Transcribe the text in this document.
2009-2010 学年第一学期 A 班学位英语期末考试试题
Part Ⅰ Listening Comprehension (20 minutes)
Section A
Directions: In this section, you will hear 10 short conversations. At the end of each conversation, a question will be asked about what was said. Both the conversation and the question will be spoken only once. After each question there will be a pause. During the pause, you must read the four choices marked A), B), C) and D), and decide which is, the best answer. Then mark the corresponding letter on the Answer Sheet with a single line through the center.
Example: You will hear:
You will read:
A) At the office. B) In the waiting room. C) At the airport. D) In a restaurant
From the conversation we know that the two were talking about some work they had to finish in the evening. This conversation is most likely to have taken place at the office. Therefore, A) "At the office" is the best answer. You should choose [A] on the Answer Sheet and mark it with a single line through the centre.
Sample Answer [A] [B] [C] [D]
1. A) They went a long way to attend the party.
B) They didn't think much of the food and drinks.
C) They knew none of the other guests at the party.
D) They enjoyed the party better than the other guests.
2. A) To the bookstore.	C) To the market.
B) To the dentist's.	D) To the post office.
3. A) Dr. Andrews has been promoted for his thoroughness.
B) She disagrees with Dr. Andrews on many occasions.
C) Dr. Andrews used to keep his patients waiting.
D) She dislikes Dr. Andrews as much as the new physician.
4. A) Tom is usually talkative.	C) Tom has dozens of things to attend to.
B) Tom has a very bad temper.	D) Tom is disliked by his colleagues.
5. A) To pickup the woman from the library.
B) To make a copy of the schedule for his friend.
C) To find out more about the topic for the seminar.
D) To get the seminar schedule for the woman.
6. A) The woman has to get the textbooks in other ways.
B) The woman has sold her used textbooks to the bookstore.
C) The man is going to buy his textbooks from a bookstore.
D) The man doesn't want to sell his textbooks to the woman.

◆ TASK
Line by line, reproduce the data exactly as given.

◆ ANSWER TO THIS EXERCISE
Transcribe the text in this document.
2009-2010 学年第一学期 A 班学位英语期末考试试题
Part Ⅰ Listening Comprehension (20 minutes)
Section A
Directions: In this section, you will hear 10 short conversations. At the end of each conversation, a question will be asked about what was said. Both the conversation and the question will be spoken only once. After each question there will be a pause. During the pause, you must read the four choices marked A), B), C) and D), and decide which is, the best answer. Then mark the corresponding letter on the Answer Sheet with a single line through the center.
Example: You will hear:
You will read:
A) At the office. B) In the waiting room. C) At the airport. D) In a restaurant
From the conversation we know that the two were talking about some work they had to finish in the evening. This conversation is most likely to have taken place at the office. Therefore, A) "At the office" is the best answer. You should choose [A] on the Answer Sheet and mark it with a single line through the centre.
Sample Answer [A] [B] [C] [D]
1. A) They went a long way to attend the party.
B) They didn't think much of the food and drinks.
C) They knew none of the other guests at the party.
D) They enjoyed the party better than the other guests.
2. A) To the bookstore.	C) To the market.
B) To the dentist's.	D) To the post office.
3. A) Dr. Andrews has been promoted for his thoroughness.
B) She disagrees with Dr. Andrews on many occasions.
C) Dr. Andrews used to keep his patients waiting.
D) She dislikes Dr. Andrews as much as the new physician.
4. A) Tom is usually talkative.	C) Tom has dozens of things to attend to.
B) Tom has a very bad temper.	D) Tom is disliked by his colleagues.
5. A) To pickup the woman from the library.
B) To make a copy of the schedule for his friend.
C) To find out more about the topic for the seminar.
D) To get the seminar schedule for the woman.
6. A) The woman has to get the textbooks in other ways.
B) The woman has sold her used textbooks to the bookstore.
C) The man is going to buy his textbooks from a bookstore.
D) The man doesn't want to sell his textbooks to the woman.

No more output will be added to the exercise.